--- begin Stored rows ---
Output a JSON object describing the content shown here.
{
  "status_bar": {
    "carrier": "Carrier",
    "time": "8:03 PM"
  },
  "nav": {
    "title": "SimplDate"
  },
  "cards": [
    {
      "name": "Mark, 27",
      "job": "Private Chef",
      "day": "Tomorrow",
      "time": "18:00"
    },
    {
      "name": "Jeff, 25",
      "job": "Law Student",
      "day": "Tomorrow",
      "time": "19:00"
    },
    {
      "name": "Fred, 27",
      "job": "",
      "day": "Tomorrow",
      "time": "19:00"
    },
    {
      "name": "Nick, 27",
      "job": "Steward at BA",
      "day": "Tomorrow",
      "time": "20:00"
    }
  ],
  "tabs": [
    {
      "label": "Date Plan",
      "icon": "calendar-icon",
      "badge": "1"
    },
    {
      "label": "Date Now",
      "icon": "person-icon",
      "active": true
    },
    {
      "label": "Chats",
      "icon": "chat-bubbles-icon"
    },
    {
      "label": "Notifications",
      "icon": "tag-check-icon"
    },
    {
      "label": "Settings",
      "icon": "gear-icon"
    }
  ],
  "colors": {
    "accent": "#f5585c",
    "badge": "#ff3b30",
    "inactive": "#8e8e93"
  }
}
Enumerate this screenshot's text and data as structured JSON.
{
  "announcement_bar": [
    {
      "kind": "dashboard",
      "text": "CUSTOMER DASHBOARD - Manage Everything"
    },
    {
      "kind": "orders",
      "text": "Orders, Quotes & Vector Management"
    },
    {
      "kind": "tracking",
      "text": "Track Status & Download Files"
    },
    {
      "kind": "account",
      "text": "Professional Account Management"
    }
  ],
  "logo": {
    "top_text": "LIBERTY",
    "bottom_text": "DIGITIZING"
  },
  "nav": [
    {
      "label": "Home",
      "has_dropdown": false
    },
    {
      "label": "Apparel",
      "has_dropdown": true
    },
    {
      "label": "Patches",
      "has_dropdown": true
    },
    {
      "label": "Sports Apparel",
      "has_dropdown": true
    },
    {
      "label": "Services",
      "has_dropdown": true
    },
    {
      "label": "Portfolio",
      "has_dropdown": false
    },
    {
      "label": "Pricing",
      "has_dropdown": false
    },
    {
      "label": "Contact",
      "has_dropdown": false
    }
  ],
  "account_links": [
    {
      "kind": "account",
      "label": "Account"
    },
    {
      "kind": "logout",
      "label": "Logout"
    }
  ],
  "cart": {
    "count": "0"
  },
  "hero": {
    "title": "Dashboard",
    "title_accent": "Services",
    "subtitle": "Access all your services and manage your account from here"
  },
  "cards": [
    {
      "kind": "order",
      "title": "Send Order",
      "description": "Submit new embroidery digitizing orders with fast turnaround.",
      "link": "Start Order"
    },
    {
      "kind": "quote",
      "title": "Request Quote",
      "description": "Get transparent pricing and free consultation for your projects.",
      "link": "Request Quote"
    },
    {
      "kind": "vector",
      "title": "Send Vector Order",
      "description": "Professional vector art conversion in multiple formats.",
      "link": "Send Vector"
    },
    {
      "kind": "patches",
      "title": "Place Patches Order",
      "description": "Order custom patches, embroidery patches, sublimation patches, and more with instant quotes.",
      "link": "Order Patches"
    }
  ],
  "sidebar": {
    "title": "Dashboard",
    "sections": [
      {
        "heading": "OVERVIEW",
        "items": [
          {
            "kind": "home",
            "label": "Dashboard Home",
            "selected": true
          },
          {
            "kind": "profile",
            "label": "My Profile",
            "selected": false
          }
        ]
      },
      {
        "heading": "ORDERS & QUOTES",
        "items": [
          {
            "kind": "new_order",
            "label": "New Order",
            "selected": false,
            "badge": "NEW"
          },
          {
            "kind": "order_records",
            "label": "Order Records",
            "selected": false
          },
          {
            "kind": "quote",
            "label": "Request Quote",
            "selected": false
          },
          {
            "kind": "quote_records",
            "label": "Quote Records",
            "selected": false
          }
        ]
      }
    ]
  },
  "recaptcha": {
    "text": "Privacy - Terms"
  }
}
--- end Stored rows ---
▶ Goal of the exercise
Collect each line above holding the string "Send".

▶ Complete output
      "title": "Send Order",
      "title": "Send Vector Order",
      "link": "Send Vector"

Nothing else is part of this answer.